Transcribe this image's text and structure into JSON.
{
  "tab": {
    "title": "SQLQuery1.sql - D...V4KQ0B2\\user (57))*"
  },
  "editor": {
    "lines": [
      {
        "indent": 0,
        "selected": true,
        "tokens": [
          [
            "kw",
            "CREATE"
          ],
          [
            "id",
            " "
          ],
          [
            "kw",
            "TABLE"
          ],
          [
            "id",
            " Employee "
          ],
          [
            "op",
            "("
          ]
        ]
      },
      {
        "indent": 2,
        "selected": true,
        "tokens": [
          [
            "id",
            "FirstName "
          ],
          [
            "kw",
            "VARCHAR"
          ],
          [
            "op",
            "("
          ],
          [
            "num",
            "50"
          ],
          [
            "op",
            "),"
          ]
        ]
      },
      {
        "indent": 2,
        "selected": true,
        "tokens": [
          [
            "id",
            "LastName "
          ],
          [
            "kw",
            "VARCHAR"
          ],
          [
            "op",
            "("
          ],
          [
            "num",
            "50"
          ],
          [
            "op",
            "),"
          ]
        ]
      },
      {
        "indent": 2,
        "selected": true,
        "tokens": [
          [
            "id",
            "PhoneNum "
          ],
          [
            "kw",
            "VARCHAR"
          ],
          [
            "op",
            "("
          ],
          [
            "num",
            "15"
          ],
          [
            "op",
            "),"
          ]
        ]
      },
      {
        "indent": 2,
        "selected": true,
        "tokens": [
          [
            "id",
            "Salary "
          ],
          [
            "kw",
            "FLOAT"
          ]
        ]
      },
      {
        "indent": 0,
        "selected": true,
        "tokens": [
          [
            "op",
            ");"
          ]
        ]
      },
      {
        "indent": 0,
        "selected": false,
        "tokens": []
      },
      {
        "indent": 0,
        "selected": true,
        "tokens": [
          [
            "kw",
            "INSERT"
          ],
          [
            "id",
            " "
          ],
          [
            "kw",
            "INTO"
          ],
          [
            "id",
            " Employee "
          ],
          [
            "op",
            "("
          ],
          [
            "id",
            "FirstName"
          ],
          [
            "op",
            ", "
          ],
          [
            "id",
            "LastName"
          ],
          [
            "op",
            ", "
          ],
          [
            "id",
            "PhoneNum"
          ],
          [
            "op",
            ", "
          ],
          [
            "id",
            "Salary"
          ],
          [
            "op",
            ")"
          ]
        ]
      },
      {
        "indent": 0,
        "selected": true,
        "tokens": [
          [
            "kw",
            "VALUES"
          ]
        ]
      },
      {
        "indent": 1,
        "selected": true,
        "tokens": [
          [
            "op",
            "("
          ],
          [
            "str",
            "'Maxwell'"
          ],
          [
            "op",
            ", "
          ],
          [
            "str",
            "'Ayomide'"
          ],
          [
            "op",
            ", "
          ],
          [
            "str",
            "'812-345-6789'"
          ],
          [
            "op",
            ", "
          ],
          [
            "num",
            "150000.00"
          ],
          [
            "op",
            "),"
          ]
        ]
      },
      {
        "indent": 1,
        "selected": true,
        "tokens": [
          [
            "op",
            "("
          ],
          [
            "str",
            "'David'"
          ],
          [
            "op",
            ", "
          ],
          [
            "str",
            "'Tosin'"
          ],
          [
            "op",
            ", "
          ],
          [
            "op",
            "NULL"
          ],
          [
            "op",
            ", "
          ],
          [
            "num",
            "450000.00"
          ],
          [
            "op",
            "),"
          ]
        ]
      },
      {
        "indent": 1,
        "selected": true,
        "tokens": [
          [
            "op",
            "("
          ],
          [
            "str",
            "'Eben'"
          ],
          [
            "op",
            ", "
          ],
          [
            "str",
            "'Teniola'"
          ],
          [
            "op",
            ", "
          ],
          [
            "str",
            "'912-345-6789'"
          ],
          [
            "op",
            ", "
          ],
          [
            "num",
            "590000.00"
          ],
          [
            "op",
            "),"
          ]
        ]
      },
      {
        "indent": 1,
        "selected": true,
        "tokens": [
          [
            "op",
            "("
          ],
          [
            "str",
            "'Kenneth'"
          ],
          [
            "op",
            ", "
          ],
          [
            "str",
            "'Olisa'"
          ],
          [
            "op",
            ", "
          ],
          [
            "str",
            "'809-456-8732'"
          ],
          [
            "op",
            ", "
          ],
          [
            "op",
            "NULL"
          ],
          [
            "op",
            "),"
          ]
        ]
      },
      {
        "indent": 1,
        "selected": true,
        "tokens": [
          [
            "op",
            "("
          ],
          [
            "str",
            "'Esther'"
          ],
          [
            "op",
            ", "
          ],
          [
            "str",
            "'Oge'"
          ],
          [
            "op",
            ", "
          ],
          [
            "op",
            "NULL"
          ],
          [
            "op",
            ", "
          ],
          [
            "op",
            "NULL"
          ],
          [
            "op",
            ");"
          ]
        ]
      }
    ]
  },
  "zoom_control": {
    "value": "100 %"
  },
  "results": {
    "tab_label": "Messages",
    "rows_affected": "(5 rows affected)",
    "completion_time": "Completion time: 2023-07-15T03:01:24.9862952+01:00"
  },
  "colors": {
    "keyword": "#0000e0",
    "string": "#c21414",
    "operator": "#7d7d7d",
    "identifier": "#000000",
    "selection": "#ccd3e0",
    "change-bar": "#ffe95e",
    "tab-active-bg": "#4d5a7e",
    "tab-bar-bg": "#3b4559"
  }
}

# [TASK REQUIREMENTS]
Each line of the material should be echoed exactly.

# [RESULT FOR THIS EXERCISE]
Transcribe this image's text and structure into JSON.
{
  "tab": {
    "title": "SQLQuery1.sql - D...V4KQ0B2\\user (57))*"
  },
  "editor": {
    "lines": [
      {
        "indent": 0,
        "selected": true,
        "tokens": [
          [
            "kw",
            "CREATE"
          ],
          [
            "id",
            " "
          ],
          [
            "kw",
            "TABLE"
          ],
          [
            "id",
            " Employee "
          ],
          [
            "op",
            "("
          ]
        ]
      },
      {
        "indent": 2,
        "selected": true,
        "tokens": [
          [
            "id",
            "FirstName "
          ],
          [
            "kw",
            "VARCHAR"
          ],
          [
            "op",
            "("
          ],
          [
            "num",
            "50"
          ],
          [
            "op",
            "),"
          ]
        ]
      },
      {
        "indent": 2,
        "selected": true,
        "tokens": [
          [
            "id",
            "LastName "
          ],
          [
            "kw",
            "VARCHAR"
          ],
          [
            "op",
            "("
          ],
          [
            "num",
            "50"
          ],
          [
            "op",
            "),"
          ]
        ]
      },
      {
        "indent": 2,
        "selected": true,
        "tokens": [
          [
            "id",
            "PhoneNum "
          ],
          [
            "kw",
            "VARCHAR"
          ],
          [
            "op",
            "("
          ],
          [
            "num",
            "15"
          ],
          [
            "op",
            "),"
          ]
        ]
      },
      {
        "indent": 2,
        "selected": true,
        "tokens": [
          [
            "id",
            "Salary "
          ],
          [
            "kw",
            "FLOAT"
          ]
        ]
      },
      {
        "indent": 0,
        "selected": true,
        "tokens": [
          [
            "op",
            ");"
          ]
        ]
      },
      {
        "indent": 0,
        "selected": false,
        "tokens": []
      },
      {
        "indent": 0,
        "selected": true,
        "tokens": [
          [
            "kw",
            "INSERT"
          ],
          [
            "id",
            " "
          ],
          [
            "kw",
            "INTO"
          ],
          [
            "id",
            " Employee "
          ],
          [
            "op",
            "("
          ],
          [
            "id",
            "FirstName"
          ],
          [
            "op",
            ", "
          ],
          [
            "id",
            "LastName"
          ],
          [
            "op",
            ", "
          ],
          [
            "id",
            "PhoneNum"
          ],
          [
            "op",
            ", "
          ],
          [
            "id",
            "Salary"
          ],
          [
            "op",
            ")"
          ]
        ]
      },
      {
        "indent": 0,
        "selected": true,
        "tokens": [
          [
            "kw",
            "VALUES"
          ]
        ]
      },
      {
        "indent": 1,
        "selected": true,
        "tokens": [
          [
            "op",
            "("
          ],
          [
            "str",
            "'Maxwell'"
          ],
          [
            "op",
            ", "
          ],
          [
            "str",
            "'Ayomide'"
          ],
          [
            "op",
            ", "
          ],
          [
            "str",
            "'812-345-6789'"
          ],
          [
            "op",
            ", "
          ],
          [
            "num",
            "150000.00"
          ],
          [
            "op",
            "),"
          ]
        ]
      },
      {
        "indent": 1,
        "selected": true,
        "tokens": [
          [
            "op",
            "("
          ],
          [
            "str",
            "'David'"
          ],
          [
            "op",
            ", "
          ],
          [
            "str",
            "'Tosin'"
          ],
          [
            "op",
            ", "
          ],
          [
            "op",
            "NULL"
          ],
          [
            "op",
            ", "
          ],
          [
            "num",
            "450000.00"
          ],
          [
            "op",
            "),"
          ]
        ]
      },
      {
        "indent": 1,
        "selected": true,
        "tokens": [
          [
            "op",
            "("
          ],
          [
            "str",
            "'Eben'"
          ],
          [
            "op",
            ", "
          ],
          [
            "str",
            "'Teniola'"
          ],
          [
            "op",
            ", "
          ],
          [
            "str",
            "'912-345-6789'"
          ],
          [
            "op",
            ", "
          ],
          [
            "num",
            "590000.00"
          ],
          [
            "op",
            "),"
          ]
        ]
      },
      {
        "indent": 1,
        "selected": true,
        "tokens": [
          [
            "op",
            "("
          ],
          [
            "str",
            "'Kenneth'"
          ],
          [
            "op",
            ", "
          ],
          [
            "str",
            "'Olisa'"
          ],
          [
            "op",
            ", "
          ],
          [
            "str",
            "'809-456-8732'"
          ],
          [
            "op",
            ", "
          ],
          [
            "op",
            "NULL"
          ],
          [
            "op",
            "),"
          ]
        ]
      },
      {
        "indent": 1,
        "selected": true,
        "tokens": [
          [
            "op",
            "("
          ],
          [
            "str",
            "'Esther'"
          ],
          [
            "op",
            ", "
          ],
          [
            "str",
            "'Oge'"
          ],
          [
            "op",
            ", "
          ],
          [
            "op",
            "NULL"
          ],
          [
            "op",
            ", "
          ],
          [
            "op",
            "NULL"
          ],
          [
            "op",
            ");"
          ]
        ]
      }
    ]
  },
  "zoom_control": {
    "value": "100 %"
  },
  "results": {
    "tab_label": "Messages",
    "rows_affected": "(5 rows affected)",
    "completion_time": "Completion time: 2023-07-15T03:01:24.9862952+01:00"
  },
  "colors": {
    "keyword": "#0000e0",
    "string": "#c21414",
    "operator": "#7d7d7d",
    "identifier": "#000000",
    "selection": "#ccd3e0",
    "change-bar": "#ffe95e",
    "tab-active-bg": "#4d5a7e",
    "tab-bar-bg": "#3b4559"
  }
}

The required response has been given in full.